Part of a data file
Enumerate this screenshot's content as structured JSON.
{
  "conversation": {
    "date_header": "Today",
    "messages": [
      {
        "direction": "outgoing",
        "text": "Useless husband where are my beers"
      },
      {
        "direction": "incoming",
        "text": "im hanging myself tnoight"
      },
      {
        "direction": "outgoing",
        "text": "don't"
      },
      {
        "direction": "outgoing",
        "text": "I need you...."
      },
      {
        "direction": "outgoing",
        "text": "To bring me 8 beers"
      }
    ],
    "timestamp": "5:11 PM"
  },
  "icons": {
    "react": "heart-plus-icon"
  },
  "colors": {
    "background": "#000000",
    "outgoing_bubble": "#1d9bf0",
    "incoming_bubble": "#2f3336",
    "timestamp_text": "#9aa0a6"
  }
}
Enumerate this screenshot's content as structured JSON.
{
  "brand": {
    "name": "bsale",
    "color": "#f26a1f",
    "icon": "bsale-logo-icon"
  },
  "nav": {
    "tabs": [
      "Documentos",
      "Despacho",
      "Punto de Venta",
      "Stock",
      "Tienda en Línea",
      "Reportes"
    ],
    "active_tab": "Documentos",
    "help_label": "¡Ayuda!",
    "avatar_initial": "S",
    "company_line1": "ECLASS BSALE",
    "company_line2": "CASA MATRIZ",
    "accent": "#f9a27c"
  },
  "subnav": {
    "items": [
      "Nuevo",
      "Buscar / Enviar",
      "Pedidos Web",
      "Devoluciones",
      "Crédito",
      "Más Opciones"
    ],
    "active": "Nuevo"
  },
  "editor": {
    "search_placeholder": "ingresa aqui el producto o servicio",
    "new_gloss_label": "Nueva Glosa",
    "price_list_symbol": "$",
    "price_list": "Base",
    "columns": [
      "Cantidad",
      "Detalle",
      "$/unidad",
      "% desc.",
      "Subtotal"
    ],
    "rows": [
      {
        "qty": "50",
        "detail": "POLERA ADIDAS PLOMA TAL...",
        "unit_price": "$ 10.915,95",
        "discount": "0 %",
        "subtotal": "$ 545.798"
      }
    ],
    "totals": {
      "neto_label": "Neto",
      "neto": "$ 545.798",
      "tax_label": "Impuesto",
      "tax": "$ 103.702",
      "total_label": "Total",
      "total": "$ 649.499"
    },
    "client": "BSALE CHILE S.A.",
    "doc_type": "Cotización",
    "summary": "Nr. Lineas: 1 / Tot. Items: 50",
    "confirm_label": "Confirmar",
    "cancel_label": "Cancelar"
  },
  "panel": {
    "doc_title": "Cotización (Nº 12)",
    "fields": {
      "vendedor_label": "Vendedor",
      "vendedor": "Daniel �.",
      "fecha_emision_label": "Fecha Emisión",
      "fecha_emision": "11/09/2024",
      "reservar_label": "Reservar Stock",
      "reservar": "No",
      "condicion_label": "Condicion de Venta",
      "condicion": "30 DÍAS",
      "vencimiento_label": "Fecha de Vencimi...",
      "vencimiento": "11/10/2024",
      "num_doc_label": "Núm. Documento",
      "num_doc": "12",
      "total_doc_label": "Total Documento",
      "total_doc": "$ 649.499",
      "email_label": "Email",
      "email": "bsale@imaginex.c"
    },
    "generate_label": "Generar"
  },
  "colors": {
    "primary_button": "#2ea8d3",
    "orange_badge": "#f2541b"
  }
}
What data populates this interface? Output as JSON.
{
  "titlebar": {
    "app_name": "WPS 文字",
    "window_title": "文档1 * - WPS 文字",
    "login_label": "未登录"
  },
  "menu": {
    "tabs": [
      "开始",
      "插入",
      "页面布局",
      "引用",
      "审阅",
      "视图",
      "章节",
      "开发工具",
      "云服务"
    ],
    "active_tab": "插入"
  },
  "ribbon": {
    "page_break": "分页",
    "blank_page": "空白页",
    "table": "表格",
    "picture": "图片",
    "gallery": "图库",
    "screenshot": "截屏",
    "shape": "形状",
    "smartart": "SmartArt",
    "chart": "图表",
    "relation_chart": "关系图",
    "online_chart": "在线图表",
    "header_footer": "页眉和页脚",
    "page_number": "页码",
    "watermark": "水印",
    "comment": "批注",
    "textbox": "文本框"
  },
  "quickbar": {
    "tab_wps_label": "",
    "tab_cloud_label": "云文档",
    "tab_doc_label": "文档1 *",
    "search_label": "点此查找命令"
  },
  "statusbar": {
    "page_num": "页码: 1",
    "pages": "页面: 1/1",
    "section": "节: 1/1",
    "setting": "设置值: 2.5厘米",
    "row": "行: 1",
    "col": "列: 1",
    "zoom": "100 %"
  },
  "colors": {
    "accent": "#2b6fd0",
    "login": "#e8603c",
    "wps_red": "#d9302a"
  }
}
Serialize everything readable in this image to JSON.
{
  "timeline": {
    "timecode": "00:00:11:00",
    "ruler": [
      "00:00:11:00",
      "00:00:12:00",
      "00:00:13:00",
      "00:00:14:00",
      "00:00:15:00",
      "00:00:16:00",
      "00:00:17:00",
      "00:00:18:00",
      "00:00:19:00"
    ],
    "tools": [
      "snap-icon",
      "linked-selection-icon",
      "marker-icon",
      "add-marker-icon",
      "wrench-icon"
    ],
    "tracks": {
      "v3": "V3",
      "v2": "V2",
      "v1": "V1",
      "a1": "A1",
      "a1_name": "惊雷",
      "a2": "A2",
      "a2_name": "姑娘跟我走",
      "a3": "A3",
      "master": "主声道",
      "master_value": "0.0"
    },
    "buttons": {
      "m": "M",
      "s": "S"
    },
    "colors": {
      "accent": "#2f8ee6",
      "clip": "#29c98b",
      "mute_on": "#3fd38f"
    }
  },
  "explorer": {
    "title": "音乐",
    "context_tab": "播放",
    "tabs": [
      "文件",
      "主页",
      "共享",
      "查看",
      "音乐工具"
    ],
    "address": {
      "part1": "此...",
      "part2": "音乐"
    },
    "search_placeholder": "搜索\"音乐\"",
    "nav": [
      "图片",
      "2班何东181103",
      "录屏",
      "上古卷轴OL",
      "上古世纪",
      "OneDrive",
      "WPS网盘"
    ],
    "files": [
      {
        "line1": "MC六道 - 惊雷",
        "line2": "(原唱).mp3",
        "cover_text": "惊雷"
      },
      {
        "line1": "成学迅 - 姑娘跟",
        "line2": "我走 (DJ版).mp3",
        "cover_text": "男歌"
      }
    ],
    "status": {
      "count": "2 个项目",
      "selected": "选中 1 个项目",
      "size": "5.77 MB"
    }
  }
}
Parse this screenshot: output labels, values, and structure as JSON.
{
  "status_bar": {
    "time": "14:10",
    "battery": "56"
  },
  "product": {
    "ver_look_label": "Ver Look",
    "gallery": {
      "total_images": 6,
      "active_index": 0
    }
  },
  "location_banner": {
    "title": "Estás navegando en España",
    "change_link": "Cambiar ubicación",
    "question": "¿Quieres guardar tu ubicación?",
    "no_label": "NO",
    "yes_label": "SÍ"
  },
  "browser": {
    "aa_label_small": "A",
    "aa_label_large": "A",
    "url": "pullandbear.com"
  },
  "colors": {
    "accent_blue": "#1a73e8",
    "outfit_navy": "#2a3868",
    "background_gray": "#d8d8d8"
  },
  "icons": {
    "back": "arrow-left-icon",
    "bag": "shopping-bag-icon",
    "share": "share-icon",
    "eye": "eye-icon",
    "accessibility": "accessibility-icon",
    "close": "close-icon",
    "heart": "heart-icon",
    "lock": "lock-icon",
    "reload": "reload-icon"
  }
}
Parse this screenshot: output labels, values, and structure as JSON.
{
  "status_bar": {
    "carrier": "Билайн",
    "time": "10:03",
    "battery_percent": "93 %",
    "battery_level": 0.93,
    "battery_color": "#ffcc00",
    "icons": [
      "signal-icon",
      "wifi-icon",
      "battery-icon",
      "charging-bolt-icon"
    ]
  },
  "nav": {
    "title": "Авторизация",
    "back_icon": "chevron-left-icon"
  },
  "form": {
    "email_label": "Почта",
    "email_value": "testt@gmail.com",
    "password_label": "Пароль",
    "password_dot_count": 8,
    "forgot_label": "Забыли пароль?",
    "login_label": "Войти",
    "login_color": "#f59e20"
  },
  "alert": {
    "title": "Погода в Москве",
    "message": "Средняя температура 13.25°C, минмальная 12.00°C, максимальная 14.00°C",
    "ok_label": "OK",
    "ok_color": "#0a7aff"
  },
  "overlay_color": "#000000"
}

◆ **REQUEST**: Find the word "ubicación" and list each line it appears in.

◆ **ANSWER TO THE PROBLEM**:
    "change_link": "Cambiar ubicación",
    "question": "¿Quieres guardar tu ubicación?",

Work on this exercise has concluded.